-------- DATASET RECORDS

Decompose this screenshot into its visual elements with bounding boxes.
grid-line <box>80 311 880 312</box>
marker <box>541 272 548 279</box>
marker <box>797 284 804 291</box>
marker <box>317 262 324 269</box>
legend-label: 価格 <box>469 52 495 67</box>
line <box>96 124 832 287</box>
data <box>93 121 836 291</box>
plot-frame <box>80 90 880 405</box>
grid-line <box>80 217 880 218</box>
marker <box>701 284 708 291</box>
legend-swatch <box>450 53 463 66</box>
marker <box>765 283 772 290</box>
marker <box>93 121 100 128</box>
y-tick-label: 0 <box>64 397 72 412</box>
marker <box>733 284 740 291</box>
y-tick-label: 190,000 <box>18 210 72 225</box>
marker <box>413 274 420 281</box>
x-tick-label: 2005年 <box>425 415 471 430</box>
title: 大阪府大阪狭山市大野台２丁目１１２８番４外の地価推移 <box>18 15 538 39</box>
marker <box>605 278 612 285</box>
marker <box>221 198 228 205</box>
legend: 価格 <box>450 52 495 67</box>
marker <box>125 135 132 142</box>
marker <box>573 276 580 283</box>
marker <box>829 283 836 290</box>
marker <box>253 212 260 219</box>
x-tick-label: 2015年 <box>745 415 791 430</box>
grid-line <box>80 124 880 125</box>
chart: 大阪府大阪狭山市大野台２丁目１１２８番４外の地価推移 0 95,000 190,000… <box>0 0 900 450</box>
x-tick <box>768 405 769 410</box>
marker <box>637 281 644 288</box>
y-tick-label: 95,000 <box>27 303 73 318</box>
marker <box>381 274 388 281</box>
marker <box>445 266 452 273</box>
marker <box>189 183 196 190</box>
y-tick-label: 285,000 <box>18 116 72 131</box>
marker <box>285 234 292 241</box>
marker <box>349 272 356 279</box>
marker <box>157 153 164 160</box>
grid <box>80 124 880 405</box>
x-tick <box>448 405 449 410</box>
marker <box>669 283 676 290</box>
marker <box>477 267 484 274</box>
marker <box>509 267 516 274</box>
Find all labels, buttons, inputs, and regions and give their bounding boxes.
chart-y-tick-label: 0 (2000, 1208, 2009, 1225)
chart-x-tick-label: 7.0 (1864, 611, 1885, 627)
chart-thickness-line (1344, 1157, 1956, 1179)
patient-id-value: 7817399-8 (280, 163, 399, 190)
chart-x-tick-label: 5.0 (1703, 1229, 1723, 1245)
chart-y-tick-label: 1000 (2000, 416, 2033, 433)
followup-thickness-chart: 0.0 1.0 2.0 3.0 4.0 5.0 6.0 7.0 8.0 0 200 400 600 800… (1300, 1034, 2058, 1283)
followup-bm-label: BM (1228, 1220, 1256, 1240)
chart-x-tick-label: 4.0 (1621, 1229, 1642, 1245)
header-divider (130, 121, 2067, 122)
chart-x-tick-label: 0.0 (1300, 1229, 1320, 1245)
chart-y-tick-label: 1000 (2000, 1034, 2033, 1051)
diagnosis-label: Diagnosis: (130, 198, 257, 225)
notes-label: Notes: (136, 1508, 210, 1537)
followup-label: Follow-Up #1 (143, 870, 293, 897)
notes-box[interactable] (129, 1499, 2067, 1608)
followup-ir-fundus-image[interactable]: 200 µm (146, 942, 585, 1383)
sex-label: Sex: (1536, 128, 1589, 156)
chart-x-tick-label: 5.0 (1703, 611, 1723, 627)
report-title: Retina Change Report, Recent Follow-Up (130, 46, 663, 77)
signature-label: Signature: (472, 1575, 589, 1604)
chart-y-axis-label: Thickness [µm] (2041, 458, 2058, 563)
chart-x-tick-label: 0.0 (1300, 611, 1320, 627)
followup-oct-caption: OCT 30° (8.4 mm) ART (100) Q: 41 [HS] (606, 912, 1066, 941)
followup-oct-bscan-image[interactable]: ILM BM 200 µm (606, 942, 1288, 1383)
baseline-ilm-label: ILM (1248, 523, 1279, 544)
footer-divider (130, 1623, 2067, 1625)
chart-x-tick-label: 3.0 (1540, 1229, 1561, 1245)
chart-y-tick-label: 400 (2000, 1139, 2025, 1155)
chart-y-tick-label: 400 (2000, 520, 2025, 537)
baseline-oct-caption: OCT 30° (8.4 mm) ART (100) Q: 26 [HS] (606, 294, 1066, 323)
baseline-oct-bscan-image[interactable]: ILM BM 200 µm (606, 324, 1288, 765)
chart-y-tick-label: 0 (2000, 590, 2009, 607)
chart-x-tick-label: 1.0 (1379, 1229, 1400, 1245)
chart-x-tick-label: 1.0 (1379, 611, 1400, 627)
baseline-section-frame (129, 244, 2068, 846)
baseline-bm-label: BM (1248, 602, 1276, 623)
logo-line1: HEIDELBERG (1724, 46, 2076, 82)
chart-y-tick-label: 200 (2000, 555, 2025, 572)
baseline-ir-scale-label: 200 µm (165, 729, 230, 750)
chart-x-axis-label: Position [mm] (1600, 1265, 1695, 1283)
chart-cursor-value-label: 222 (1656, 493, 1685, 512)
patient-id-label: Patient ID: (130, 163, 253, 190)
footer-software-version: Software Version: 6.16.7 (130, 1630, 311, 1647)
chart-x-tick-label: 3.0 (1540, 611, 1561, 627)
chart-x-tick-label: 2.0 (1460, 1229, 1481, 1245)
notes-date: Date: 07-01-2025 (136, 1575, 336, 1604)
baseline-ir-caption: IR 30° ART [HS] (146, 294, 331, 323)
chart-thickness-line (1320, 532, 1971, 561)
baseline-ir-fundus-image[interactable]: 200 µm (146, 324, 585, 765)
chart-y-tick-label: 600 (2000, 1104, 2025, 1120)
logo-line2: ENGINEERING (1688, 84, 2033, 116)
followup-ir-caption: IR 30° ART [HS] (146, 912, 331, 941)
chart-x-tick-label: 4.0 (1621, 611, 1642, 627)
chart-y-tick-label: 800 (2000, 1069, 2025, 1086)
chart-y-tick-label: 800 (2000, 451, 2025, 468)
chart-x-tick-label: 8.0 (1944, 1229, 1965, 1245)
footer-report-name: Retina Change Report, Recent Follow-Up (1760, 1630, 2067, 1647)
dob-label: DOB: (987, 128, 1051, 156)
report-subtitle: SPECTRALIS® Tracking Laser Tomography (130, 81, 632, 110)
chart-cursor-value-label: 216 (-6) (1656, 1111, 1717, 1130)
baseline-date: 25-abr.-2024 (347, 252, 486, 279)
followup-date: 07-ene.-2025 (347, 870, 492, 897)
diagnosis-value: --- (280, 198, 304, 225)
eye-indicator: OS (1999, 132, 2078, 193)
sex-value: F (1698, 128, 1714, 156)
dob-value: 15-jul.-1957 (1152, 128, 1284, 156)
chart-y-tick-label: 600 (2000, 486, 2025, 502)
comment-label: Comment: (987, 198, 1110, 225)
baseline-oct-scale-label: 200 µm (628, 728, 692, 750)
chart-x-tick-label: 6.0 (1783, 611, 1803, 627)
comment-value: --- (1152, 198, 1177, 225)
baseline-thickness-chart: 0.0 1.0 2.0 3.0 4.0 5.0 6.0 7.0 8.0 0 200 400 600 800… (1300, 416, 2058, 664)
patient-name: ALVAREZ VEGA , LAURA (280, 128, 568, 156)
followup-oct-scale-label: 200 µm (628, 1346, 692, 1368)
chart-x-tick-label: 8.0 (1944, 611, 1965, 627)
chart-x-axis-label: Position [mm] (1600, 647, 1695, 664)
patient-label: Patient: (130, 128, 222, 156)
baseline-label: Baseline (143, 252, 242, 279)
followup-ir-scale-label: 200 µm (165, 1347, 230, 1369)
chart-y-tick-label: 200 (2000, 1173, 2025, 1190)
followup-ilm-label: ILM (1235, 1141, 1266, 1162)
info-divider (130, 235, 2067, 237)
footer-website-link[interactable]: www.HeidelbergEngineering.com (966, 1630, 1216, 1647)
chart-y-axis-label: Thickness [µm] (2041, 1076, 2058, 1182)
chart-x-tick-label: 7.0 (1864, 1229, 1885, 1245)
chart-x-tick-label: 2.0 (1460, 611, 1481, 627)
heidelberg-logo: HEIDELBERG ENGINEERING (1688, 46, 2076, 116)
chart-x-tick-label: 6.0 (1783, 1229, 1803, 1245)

----------------

#### AIM OF THE TASK
Can you return, word for word, the lines of the items from the very first line up to and including the line with "data <box>93 121 836 291</box>"?

#### EXPECTED ANSWER
Decompose this screenshot into its visual elements with bounding boxes.
grid-line <box>80 311 880 312</box>
marker <box>541 272 548 279</box>
marker <box>797 284 804 291</box>
marker <box>317 262 324 269</box>
legend-label: 価格 <box>469 52 495 67</box>
line <box>96 124 832 287</box>
data <box>93 121 836 291</box>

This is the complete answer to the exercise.